BEGIN Records to use

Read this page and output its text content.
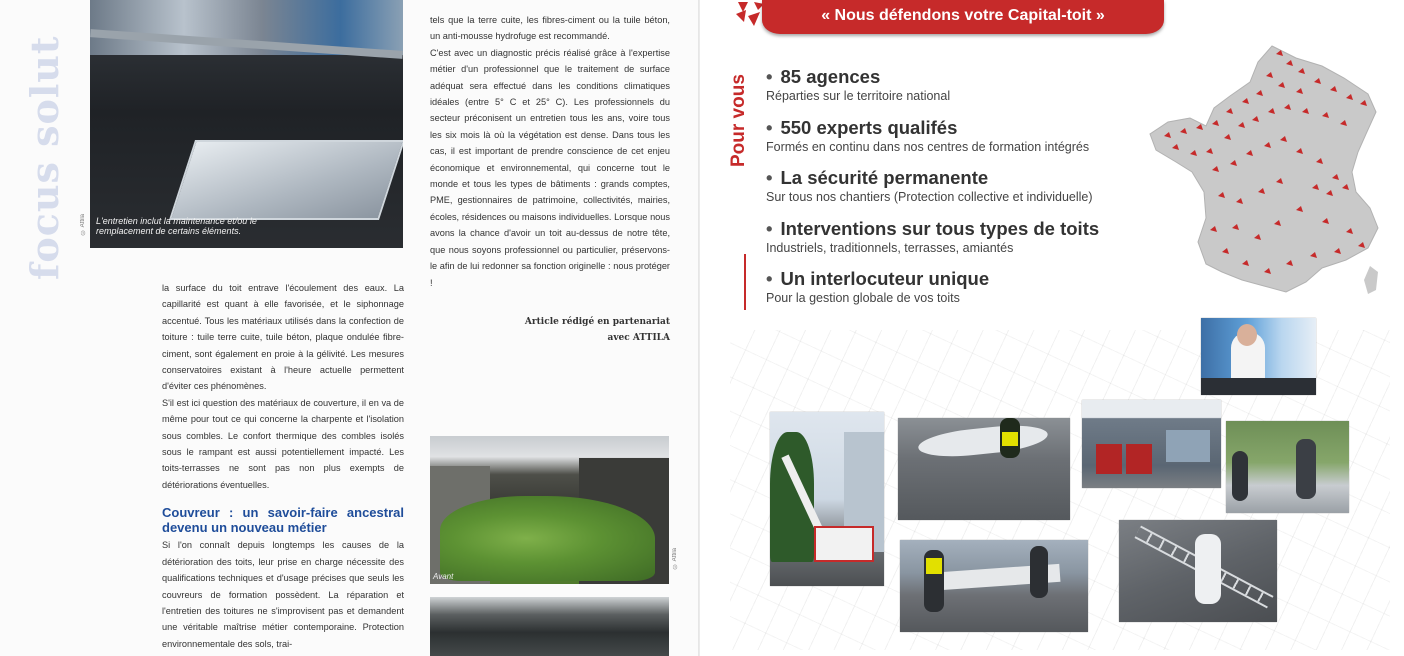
focus solut © Attila L'entretien inclut la maintenance et/ou le remplacement de certains éléments.

la surface du toit entrave l'écoulement des eaux. La capillarité est quant à elle favorisée, et le siphonnage accentué. Tous les matériaux utilisés dans la confection de toiture : tuile terre cuite, tuile béton, plaque ondulée fibre-ciment, sont également en proie à la gélivité. Les mesures conservatoires existant à l'heure actuelle permettent d'éviter ces phénomènes.

S'il est ici question des matériaux de couverture, il en va de même pour tout ce qui concerne la charpente et l'isolation sous combles. Le confort thermique des combles isolés sous le rampant est aussi potentiellement impacté. Les toits-terrasses ne sont pas non plus exempts de détériorations éventuelles.

Couvreur : un savoir-faire ancestral devenu un nouveau métier

Si l'on connaît depuis longtemps les causes de la détérioration des toits, leur prise en charge nécessite des qualifications techniques et d'usage précises que seuls les couvreurs de formation possèdent. La réparation et l'entretien des toitures ne s'improvisent pas et demandent une véritable maîtrise métier contemporaine. Protection environnementale des sols, trai-

tels que la terre cuite, les fibres-ciment ou la tuile béton, un anti-mousse hydrofuge est recommandé.

C'est avec un diagnostic précis réalisé grâce à l'expertise métier d'un professionnel que le traitement de surface adéquat sera effectué dans les conditions climatiques idéales (entre 5° C et 25° C). Les professionnels du secteur préconisent un entretien tous les ans, voire tous les six mois là où la végétation est dense. Dans tous les cas, il est important de prendre conscience de cet enjeu économique et environnemental, qui concerne tout le monde et tous les types de bâtiments : grands comptes, PME, gestionnaires de patrimoine, collectivités, mairies, écoles, résidences ou maisons individuelles. Lorsque nous avons la chance d'avoir un toit au-dessus de notre tête, que nous soyons professionnel ou particulier, préservons-le afin de lui redonner sa fonction originelle : nous protéger !

Article rédigé en partenariat
avec ATTILA
Avant
© Attila
« Nous défendons votre Capital-toit »
Pour vous • 85 agences
Réparties sur le territoire national
• 550 experts qualifés
Formés en continu dans nos centres de formation intégrés
• La sécurité permanente
Sur tous nos chantiers (Protection collective et individuelle)
• Interventions sur tous types de toits
Industriels, traditionnels, terrasses, amiantés
• Un interlocuteur unique
Pour la gestion globale de vos toits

END Records to use

What the task asks =>
Write out the material above once more, exactly as it reads, with no pictures.

Reply to the task =>
Read this page and output its text content.
focus solut © Attila L'entretien inclut la maintenance et/ou le remplacement de certains éléments.

la surface du toit entrave l'écoulement des eaux. La capillarité est quant à elle favorisée, et le siphonnage accentué. Tous les matériaux utilisés dans la confection de toiture : tuile terre cuite, tuile béton, plaque ondulée fibre-ciment, sont également en proie à la gélivité. Les mesures conservatoires existant à l'heure actuelle permettent d'éviter ces phénomènes.

S'il est ici question des matériaux de couverture, il en va de même pour tout ce qui concerne la charpente et l'isolation sous combles. Le confort thermique des combles isolés sous le rampant est aussi potentiellement impacté. Les toits-terrasses ne sont pas non plus exempts de détériorations éventuelles.

Couvreur : un savoir-faire ancestral devenu un nouveau métier

Si l'on connaît depuis longtemps les causes de la détérioration des toits, leur prise en charge nécessite des qualifications techniques et d'usage précises que seuls les couvreurs de formation possèdent. La réparation et l'entretien des toitures ne s'improvisent pas et demandent une véritable maîtrise métier contemporaine. Protection environnementale des sols, trai-

tels que la terre cuite, les fibres-ciment ou la tuile béton, un anti-mousse hydrofuge est recommandé.

C'est avec un diagnostic précis réalisé grâce à l'expertise métier d'un professionnel que le traitement de surface adéquat sera effectué dans les conditions climatiques idéales (entre 5° C et 25° C). Les professionnels du secteur préconisent un entretien tous les ans, voire tous les six mois là où la végétation est dense. Dans tous les cas, il est important de prendre conscience de cet enjeu économique et environnemental, qui concerne tout le monde et tous les types de bâtiments : grands comptes, PME, gestionnaires de patrimoine, collectivités, mairies, écoles, résidences ou maisons individuelles. Lorsque nous avons la chance d'avoir un toit au-dessus de notre tête, que nous soyons professionnel ou particulier, préservons-le afin de lui redonner sa fonction originelle : nous protéger !

Article rédigé en partenariat
avec ATTILA
Avant
© Attila
« Nous défendons votre Capital-toit »
Pour vous • 85 agences
Réparties sur le territoire national
• 550 experts qualifés
Formés en continu dans nos centres de formation intégrés
• La sécurité permanente
Sur tous nos chantiers (Protection collective et individuelle)
• Interventions sur tous types de toits
Industriels, traditionnels, terrasses, amiantés
• Un interlocuteur unique
Pour la gestion globale de vos toits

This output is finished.